=== Required work ===
Check each line of the material below for the string "Between", then report how many lines have it, and nothing else.
★ ★ ★ ★ ★ ★ ★
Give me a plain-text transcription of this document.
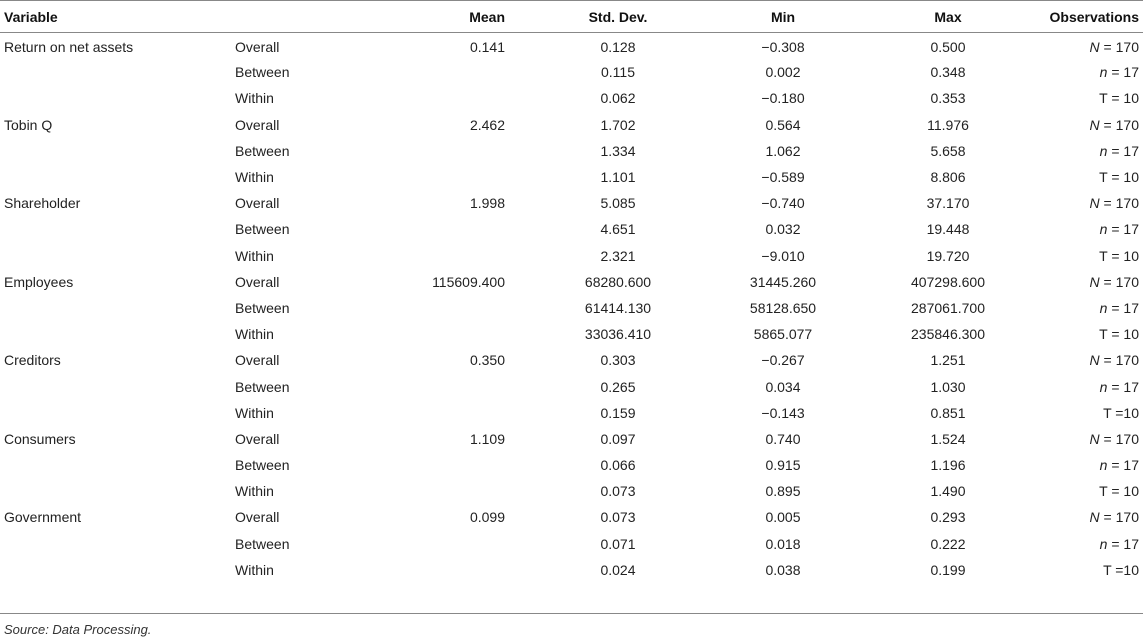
Variable		Mean	Std. Dev.	Min	Max	Observations
Return on net assets	Overall	0.141	0.128	−0.308	0.500	N = 170
	Between		0.115	0.002	0.348	n = 17
	Within		0.062	−0.180	0.353	T = 10
Tobin Q	Overall	2.462	1.702	0.564	11.976	N = 170
	Between		1.334	1.062	5.658	n = 17
	Within		1.101	−0.589	8.806	T = 10
Shareholder	Overall	1.998	5.085	−0.740	37.170	N = 170
	Between		4.651	0.032	19.448	n = 17
	Within		2.321	−9.010	19.720	T = 10
Employees	Overall	115609.400	68280.600	31445.260	407298.600	N = 170
	Between		61414.130	58128.650	287061.700	n = 17
	Within		33036.410	5865.077	235846.300	T = 10
Creditors	Overall	0.350	0.303	−0.267	1.251	N = 170
	Between		0.265	0.034	1.030	n = 17
	Within		0.159	−0.143	0.851	T =10
Consumers	Overall	1.109	0.097	0.740	1.524	N = 170
	Between		0.066	0.915	1.196	n = 17
	Within		0.073	0.895	1.490	T = 10
Government	Overall	0.099	0.073	0.005	0.293	N = 170
	Between		0.071	0.018	0.222	n = 17
	Within		0.024	0.038	0.199	T =10
Source: Data Processing.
★ ★ ★ ★ ★ ★ ★
=== Reply ===
7